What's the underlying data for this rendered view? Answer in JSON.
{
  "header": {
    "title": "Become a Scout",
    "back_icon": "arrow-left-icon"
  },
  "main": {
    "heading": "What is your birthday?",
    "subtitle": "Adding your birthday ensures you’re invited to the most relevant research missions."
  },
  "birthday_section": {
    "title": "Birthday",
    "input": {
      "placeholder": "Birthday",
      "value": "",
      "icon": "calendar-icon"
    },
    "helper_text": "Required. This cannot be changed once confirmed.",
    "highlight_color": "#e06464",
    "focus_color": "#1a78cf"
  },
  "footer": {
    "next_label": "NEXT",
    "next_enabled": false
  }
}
************
### STATED EXERCISE:
Search the entries for the word "icon", then list each line that holds it.

### ANSWER TO THIS EXERCISE:
    "back_icon": "arrow-left-icon"
      "icon": "calendar-icon"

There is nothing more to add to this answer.